:: Aim ::
Copy out the entries exactly, from the first line to the last.

Start of Given entries

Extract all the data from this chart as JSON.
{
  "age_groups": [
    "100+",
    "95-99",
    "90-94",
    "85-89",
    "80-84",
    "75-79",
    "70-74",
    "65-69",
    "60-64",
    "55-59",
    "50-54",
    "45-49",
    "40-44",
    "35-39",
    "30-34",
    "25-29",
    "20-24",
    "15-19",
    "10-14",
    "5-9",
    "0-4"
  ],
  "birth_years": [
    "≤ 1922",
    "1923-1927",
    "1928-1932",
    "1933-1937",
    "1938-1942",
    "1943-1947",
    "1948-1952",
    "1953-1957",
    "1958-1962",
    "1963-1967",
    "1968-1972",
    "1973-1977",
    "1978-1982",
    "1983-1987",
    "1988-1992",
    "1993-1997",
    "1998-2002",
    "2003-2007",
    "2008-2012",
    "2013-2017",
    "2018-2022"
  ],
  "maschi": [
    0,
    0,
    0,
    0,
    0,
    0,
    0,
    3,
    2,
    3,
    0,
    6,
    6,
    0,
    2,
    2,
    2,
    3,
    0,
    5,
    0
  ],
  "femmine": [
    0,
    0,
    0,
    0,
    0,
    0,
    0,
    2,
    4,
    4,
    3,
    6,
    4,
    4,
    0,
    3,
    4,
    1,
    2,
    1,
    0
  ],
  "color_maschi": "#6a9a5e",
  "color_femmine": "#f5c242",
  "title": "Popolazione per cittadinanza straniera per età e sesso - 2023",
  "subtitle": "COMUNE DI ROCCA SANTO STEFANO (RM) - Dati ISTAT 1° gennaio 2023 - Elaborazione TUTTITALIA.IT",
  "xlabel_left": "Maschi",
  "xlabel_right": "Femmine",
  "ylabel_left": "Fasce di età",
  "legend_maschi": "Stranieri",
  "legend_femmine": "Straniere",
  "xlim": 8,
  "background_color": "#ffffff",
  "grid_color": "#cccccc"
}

End of Given entries

:: Response ::
Extract all the data from this chart as JSON.
{
  "age_groups": [
    "100+",
    "95-99",
    "90-94",
    "85-89",
    "80-84",
    "75-79",
    "70-74",
    "65-69",
    "60-64",
    "55-59",
    "50-54",
    "45-49",
    "40-44",
    "35-39",
    "30-34",
    "25-29",
    "20-24",
    "15-19",
    "10-14",
    "5-9",
    "0-4"
  ],
  "birth_years": [
    "≤ 1922",
    "1923-1927",
    "1928-1932",
    "1933-1937",
    "1938-1942",
    "1943-1947",
    "1948-1952",
    "1953-1957",
    "1958-1962",
    "1963-1967",
    "1968-1972",
    "1973-1977",
    "1978-1982",
    "1983-1987",
    "1988-1992",
    "1993-1997",
    "1998-2002",
    "2003-2007",
    "2008-2012",
    "2013-2017",
    "2018-2022"
  ],
  "maschi": [
    0,
    0,
    0,
    0,
    0,
    0,
    0,
    3,
    2,
    3,
    0,
    6,
    6,
    0,
    2,
    2,
    2,
    3,
    0,
    5,
    0
  ],
  "femmine": [
    0,
    0,
    0,
    0,
    0,
    0,
    0,
    2,
    4,
    4,
    3,
    6,
    4,
    4,
    0,
    3,
    4,
    1,
    2,
    1,
    0
  ],
  "color_maschi": "#6a9a5e",
  "color_femmine": "#f5c242",
  "title": "Popolazione per cittadinanza straniera per età e sesso - 2023",
  "subtitle": "COMUNE DI ROCCA SANTO STEFANO (RM) - Dati ISTAT 1° gennaio 2023 - Elaborazione TUTTITALIA.IT",
  "xlabel_left": "Maschi",
  "xlabel_right": "Femmine",
  "ylabel_left": "Fasce di età",
  "legend_maschi": "Stranieri",
  "legend_femmine": "Straniere",
  "xlim": 8,
  "background_color": "#ffffff",
  "grid_color": "#cccccc"
}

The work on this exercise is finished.